--- BEGIN MATERIAL FOR THIS EXERCISE ---

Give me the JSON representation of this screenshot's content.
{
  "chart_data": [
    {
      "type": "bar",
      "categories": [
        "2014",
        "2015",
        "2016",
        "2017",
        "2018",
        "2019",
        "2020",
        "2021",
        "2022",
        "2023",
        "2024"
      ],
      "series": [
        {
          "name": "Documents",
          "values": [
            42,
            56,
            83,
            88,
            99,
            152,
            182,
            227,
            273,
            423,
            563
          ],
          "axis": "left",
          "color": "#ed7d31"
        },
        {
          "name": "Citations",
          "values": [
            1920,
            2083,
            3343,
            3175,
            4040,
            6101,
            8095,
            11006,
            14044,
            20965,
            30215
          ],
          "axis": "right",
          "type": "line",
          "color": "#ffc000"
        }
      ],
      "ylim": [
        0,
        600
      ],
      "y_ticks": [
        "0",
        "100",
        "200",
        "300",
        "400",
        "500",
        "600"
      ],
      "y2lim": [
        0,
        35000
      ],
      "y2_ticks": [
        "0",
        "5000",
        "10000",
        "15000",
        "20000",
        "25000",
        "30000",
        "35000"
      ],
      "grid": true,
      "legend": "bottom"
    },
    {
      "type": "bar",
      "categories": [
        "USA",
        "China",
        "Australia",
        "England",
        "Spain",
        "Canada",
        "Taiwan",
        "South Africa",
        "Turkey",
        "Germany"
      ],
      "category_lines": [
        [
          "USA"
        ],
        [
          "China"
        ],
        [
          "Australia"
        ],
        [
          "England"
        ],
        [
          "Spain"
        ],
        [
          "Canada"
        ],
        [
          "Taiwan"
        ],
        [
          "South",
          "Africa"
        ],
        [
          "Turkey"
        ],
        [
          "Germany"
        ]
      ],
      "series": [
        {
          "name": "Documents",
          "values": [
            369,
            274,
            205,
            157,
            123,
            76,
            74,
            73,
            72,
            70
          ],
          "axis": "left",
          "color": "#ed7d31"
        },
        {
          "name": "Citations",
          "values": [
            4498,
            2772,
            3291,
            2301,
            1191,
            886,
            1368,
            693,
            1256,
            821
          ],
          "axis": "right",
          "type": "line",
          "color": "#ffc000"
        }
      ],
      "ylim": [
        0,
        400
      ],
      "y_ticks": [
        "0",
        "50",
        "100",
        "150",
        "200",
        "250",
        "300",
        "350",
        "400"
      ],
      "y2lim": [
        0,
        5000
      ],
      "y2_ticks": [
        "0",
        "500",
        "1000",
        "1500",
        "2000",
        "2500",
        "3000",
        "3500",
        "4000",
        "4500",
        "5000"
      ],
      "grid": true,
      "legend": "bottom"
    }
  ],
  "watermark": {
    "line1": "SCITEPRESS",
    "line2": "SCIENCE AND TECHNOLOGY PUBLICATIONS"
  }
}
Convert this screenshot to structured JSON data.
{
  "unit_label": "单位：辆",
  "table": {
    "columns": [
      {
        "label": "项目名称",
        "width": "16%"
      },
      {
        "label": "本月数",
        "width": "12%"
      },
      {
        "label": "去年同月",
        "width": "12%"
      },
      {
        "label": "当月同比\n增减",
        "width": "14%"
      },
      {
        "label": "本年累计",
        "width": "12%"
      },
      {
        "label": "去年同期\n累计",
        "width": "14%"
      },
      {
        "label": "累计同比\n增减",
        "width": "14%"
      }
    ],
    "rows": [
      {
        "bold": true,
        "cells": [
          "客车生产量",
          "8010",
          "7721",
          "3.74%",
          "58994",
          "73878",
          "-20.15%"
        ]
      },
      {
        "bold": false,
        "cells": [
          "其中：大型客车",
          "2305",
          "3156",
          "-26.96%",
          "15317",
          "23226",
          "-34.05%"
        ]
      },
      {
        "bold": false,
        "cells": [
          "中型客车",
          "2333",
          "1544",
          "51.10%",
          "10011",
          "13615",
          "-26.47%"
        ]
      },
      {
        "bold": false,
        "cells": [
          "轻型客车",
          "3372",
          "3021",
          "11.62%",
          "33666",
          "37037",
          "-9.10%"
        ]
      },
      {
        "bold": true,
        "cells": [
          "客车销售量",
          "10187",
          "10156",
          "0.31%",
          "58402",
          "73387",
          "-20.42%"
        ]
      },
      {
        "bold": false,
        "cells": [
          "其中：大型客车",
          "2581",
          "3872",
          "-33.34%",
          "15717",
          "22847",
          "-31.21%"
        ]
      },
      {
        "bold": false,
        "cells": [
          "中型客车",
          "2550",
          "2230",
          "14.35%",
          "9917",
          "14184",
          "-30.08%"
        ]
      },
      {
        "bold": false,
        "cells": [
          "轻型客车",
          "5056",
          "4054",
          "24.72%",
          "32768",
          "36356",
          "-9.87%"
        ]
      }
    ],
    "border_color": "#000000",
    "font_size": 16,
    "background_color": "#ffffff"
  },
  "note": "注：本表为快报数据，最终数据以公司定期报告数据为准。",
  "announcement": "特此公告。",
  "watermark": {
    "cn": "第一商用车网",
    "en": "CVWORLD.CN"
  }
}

--- END MATERIAL FOR THIS EXERCISE ---

**WHAT IS NEEDED:**
Without changing a word, restate the whole listing.

**REPLY:**
Give me the JSON representation of this screenshot's content.
{
  "chart_data": [
    {
      "type": "bar",
      "categories": [
        "2014",
        "2015",
        "2016",
        "2017",
        "2018",
        "2019",
        "2020",
        "2021",
        "2022",
        "2023",
        "2024"
      ],
      "series": [
        {
          "name": "Documents",
          "values": [
            42,
            56,
            83,
            88,
            99,
            152,
            182,
            227,
            273,
            423,
            563
          ],
          "axis": "left",
          "color": "#ed7d31"
        },
        {
          "name": "Citations",
          "values": [
            1920,
            2083,
            3343,
            3175,
            4040,
            6101,
            8095,
            11006,
            14044,
            20965,
            30215
          ],
          "axis": "right",
          "type": "line",
          "color": "#ffc000"
        }
      ],
      "ylim": [
        0,
        600
      ],
      "y_ticks": [
        "0",
        "100",
        "200",
        "300",
        "400",
        "500",
        "600"
      ],
      "y2lim": [
        0,
        35000
      ],
      "y2_ticks": [
        "0",
        "5000",
        "10000",
        "15000",
        "20000",
        "25000",
        "30000",
        "35000"
      ],
      "grid": true,
      "legend": "bottom"
    },
    {
      "type": "bar",
      "categories": [
        "USA",
        "China",
        "Australia",
        "England",
        "Spain",
        "Canada",
        "Taiwan",
        "South Africa",
        "Turkey",
        "Germany"
      ],
      "category_lines": [
        [
          "USA"
        ],
        [
          "China"
        ],
        [
          "Australia"
        ],
        [
          "England"
        ],
        [
          "Spain"
        ],
        [
          "Canada"
        ],
        [
          "Taiwan"
        ],
        [
          "South",
          "Africa"
        ],
        [
          "Turkey"
        ],
        [
          "Germany"
        ]
      ],
      "series": [
        {
          "name": "Documents",
          "values": [
            369,
            274,
            205,
            157,
            123,
            76,
            74,
            73,
            72,
            70
          ],
          "axis": "left",
          "color": "#ed7d31"
        },
        {
          "name": "Citations",
          "values": [
            4498,
            2772,
            3291,
            2301,
            1191,
            886,
            1368,
            693,
            1256,
            821
          ],
          "axis": "right",
          "type": "line",
          "color": "#ffc000"
        }
      ],
      "ylim": [
        0,
        400
      ],
      "y_ticks": [
        "0",
        "50",
        "100",
        "150",
        "200",
        "250",
        "300",
        "350",
        "400"
      ],
      "y2lim": [
        0,
        5000
      ],
      "y2_ticks": [
        "0",
        "500",
        "1000",
        "1500",
        "2000",
        "2500",
        "3000",
        "3500",
        "4000",
        "4500",
        "5000"
      ],
      "grid": true,
      "legend": "bottom"
    }
  ],
  "watermark": {
    "line1": "SCITEPRESS",
    "line2": "SCIENCE AND TECHNOLOGY PUBLICATIONS"
  }
}
Convert this screenshot to structured JSON data.
{
  "unit_label": "单位：辆",
  "table": {
    "columns": [
      {
        "label": "项目名称",
        "width": "16%"
      },
      {
        "label": "本月数",
        "width": "12%"
      },
      {
        "label": "去年同月",
        "width": "12%"
      },
      {
        "label": "当月同比\n增减",
        "width": "14%"
      },
      {
        "label": "本年累计",
        "width": "12%"
      },
      {
        "label": "去年同期\n累计",
        "width": "14%"
      },
      {
        "label": "累计同比\n增减",
        "width": "14%"
      }
    ],
    "rows": [
      {
        "bold": true,
        "cells": [
          "客车生产量",
          "8010",
          "7721",
          "3.74%",
          "58994",
          "73878",
          "-20.15%"
        ]
      },
      {
        "bold": false,
        "cells": [
          "其中：大型客车",
          "2305",
          "3156",
          "-26.96%",
          "15317",
          "23226",
          "-34.05%"
        ]
      },
      {
        "bold": false,
        "cells": [
          "中型客车",
          "2333",
          "1544",
          "51.10%",
          "10011",
          "13615",
          "-26.47%"
        ]
      },
      {
        "bold": false,
        "cells": [
          "轻型客车",
          "3372",
          "3021",
          "11.62%",
          "33666",
          "37037",
          "-9.10%"
        ]
      },
      {
        "bold": true,
        "cells": [
          "客车销售量",
          "10187",
          "10156",
          "0.31%",
          "58402",
          "73387",
          "-20.42%"
        ]
      },
      {
        "bold": false,
        "cells": [
          "其中：大型客车",
          "2581",
          "3872",
          "-33.34%",
          "15717",
          "22847",
          "-31.21%"
        ]
      },
      {
        "bold": false,
        "cells": [
          "中型客车",
          "2550",
          "2230",
          "14.35%",
          "9917",
          "14184",
          "-30.08%"
        ]
      },
      {
        "bold": false,
        "cells": [
          "轻型客车",
          "5056",
          "4054",
          "24.72%",
          "32768",
          "36356",
          "-9.87%"
        ]
      }
    ],
    "border_color": "#000000",
    "font_size": 16,
    "background_color": "#ffffff"
  },
  "note": "注：本表为快报数据，最终数据以公司定期报告数据为准。",
  "announcement": "特此公告。",
  "watermark": {
    "cn": "第一商用车网",
    "en": "CVWORLD.CN"
  }
}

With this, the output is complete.